Entries with figure data:
^^^^^^^^^^^^^^^^

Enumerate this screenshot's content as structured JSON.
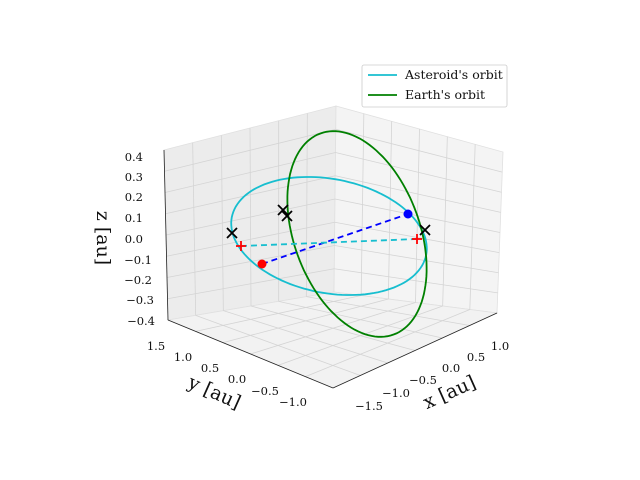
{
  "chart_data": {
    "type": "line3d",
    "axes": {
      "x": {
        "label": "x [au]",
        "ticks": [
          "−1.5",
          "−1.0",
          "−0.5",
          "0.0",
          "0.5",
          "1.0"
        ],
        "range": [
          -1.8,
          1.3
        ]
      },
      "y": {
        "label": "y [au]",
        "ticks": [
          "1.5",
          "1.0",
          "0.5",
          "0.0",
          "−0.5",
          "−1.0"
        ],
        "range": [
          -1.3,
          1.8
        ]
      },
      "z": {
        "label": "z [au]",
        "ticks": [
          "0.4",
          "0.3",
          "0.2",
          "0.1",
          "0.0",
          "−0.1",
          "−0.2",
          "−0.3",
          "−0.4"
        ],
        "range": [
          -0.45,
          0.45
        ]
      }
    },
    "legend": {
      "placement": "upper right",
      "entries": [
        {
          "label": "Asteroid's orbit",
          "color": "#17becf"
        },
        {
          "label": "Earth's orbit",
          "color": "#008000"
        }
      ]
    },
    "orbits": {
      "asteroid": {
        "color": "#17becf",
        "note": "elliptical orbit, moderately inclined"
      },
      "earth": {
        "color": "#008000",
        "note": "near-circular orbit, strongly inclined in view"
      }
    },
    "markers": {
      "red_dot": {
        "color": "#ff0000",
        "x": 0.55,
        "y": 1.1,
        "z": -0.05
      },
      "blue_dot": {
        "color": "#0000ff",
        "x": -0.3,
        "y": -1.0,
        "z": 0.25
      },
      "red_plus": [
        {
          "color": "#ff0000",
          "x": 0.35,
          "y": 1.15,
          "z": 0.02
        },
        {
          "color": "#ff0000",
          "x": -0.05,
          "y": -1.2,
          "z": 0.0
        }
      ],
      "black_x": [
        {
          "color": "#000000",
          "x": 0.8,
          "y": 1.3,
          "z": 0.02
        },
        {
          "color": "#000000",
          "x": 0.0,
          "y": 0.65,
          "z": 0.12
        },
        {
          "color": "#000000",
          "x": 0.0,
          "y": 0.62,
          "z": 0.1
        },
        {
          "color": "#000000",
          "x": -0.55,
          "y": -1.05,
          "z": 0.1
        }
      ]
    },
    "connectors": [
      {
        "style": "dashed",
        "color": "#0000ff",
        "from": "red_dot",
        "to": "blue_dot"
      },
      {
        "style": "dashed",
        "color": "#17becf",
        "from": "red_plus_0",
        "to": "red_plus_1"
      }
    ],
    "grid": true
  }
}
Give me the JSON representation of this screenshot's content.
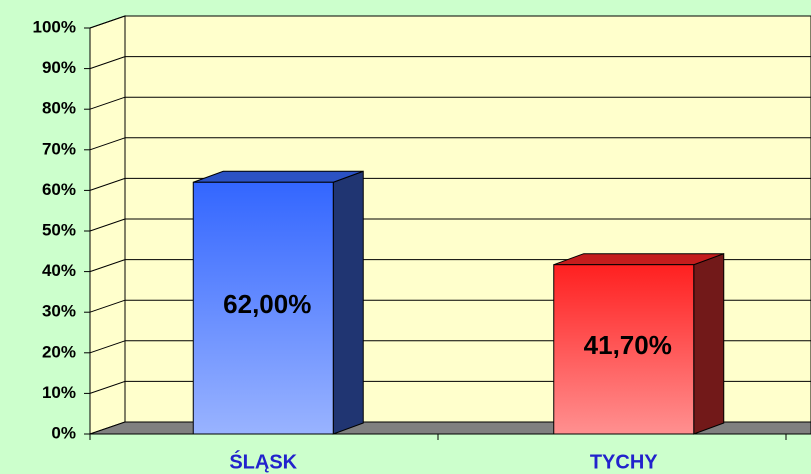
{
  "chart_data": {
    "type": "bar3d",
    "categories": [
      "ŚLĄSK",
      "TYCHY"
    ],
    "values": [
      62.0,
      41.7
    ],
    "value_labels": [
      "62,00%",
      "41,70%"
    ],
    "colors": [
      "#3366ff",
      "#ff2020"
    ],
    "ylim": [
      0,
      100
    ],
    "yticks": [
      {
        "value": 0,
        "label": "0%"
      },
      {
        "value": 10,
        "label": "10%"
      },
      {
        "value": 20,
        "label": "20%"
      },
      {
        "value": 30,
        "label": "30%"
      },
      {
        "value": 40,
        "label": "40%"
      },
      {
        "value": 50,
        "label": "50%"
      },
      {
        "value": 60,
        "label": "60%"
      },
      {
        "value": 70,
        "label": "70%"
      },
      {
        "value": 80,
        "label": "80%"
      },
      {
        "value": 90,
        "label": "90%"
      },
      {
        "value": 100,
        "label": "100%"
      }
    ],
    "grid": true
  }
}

^^^^^^^^^^^^^^^^

YOUR OBJECTIVE:
Without including any pictures, please restate all the records exactly.

RESULT BELOW:
Enumerate this screenshot's content as structured JSON.
{
  "chart_data": {
    "type": "line3d",
    "axes": {
      "x": {
        "label": "x [au]",
        "ticks": [
          "−1.5",
          "−1.0",
          "−0.5",
          "0.0",
          "0.5",
          "1.0"
        ],
        "range": [
          -1.8,
          1.3
        ]
      },
      "y": {
        "label": "y [au]",
        "ticks": [
          "1.5",
          "1.0",
          "0.5",
          "0.0",
          "−0.5",
          "−1.0"
        ],
        "range": [
          -1.3,
          1.8
        ]
      },
      "z": {
        "label": "z [au]",
        "ticks": [
          "0.4",
          "0.3",
          "0.2",
          "0.1",
          "0.0",
          "−0.1",
          "−0.2",
          "−0.3",
          "−0.4"
        ],
        "range": [
          -0.45,
          0.45
        ]
      }
    },
    "legend": {
      "placement": "upper right",
      "entries": [
        {
          "label": "Asteroid's orbit",
          "color": "#17becf"
        },
        {
          "label": "Earth's orbit",
          "color": "#008000"
        }
      ]
    },
    "orbits": {
      "asteroid": {
        "color": "#17becf",
        "note": "elliptical orbit, moderately inclined"
      },
      "earth": {
        "color": "#008000",
        "note": "near-circular orbit, strongly inclined in view"
      }
    },
    "markers": {
      "red_dot": {
        "color": "#ff0000",
        "x": 0.55,
        "y": 1.1,
        "z": -0.05
      },
      "blue_dot": {
        "color": "#0000ff",
        "x": -0.3,
        "y": -1.0,
        "z": 0.25
      },
      "red_plus": [
        {
          "color": "#ff0000",
          "x": 0.35,
          "y": 1.15,
          "z": 0.02
        },
        {
          "color": "#ff0000",
          "x": -0.05,
          "y": -1.2,
          "z": 0.0
        }
      ],
      "black_x": [
        {
          "color": "#000000",
          "x": 0.8,
          "y": 1.3,
          "z": 0.02
        },
        {
          "color": "#000000",
          "x": 0.0,
          "y": 0.65,
          "z": 0.12
        },
        {
          "color": "#000000",
          "x": 0.0,
          "y": 0.62,
          "z": 0.1
        },
        {
          "color": "#000000",
          "x": -0.55,
          "y": -1.05,
          "z": 0.1
        }
      ]
    },
    "connectors": [
      {
        "style": "dashed",
        "color": "#0000ff",
        "from": "red_dot",
        "to": "blue_dot"
      },
      {
        "style": "dashed",
        "color": "#17becf",
        "from": "red_plus_0",
        "to": "red_plus_1"
      }
    ],
    "grid": true
  }
}
Give me the JSON representation of this screenshot's content.
{
  "chart_data": {
    "type": "bar3d",
    "categories": [
      "ŚLĄSK",
      "TYCHY"
    ],
    "values": [
      62.0,
      41.7
    ],
    "value_labels": [
      "62,00%",
      "41,70%"
    ],
    "colors": [
      "#3366ff",
      "#ff2020"
    ],
    "ylim": [
      0,
      100
    ],
    "yticks": [
      {
        "value": 0,
        "label": "0%"
      },
      {
        "value": 10,
        "label": "10%"
      },
      {
        "value": 20,
        "label": "20%"
      },
      {
        "value": 30,
        "label": "30%"
      },
      {
        "value": 40,
        "label": "40%"
      },
      {
        "value": 50,
        "label": "50%"
      },
      {
        "value": 60,
        "label": "60%"
      },
      {
        "value": 70,
        "label": "70%"
      },
      {
        "value": 80,
        "label": "80%"
      },
      {
        "value": 90,
        "label": "90%"
      },
      {
        "value": 100,
        "label": "100%"
      }
    ],
    "grid": true
  }
}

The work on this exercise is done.